### GOAL:
Report how many lines of these entries hold the string "label"; reply with the number alone.

[Source records]
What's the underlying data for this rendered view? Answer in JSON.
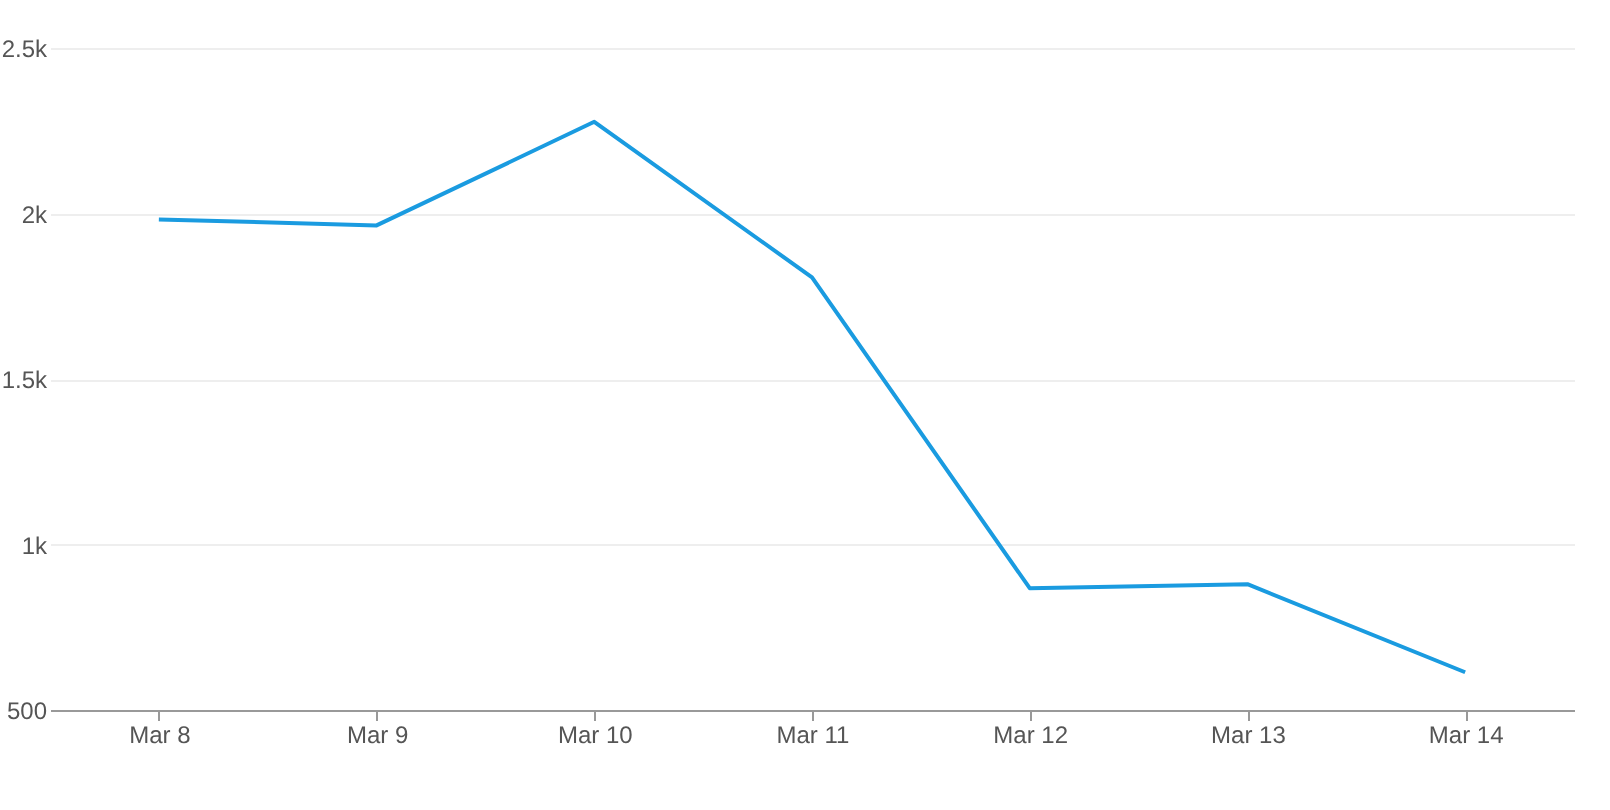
{
  "chart_data": {
    "type": "line",
    "categories": [
      "Mar 8",
      "Mar 9",
      "Mar 10",
      "Mar 11",
      "Mar 12",
      "Mar 13",
      "Mar 14"
    ],
    "series": [
      {
        "color": "#1a9be0",
        "values": [
          1982,
          1964,
          2277,
          1807,
          868,
          880,
          614
        ]
      }
    ],
    "ylim": [
      500,
      2500
    ],
    "yticks": [
      {
        "value": 500,
        "label": "500"
      },
      {
        "value": 1000,
        "label": "1k"
      },
      {
        "value": 1500,
        "label": "1.5k"
      },
      {
        "value": 2000,
        "label": "2k"
      },
      {
        "value": 2500,
        "label": "2.5k"
      }
    ],
    "grid": "y",
    "marker": "none",
    "line_style": "solid",
    "legend": false
  }
}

### REPLY:
5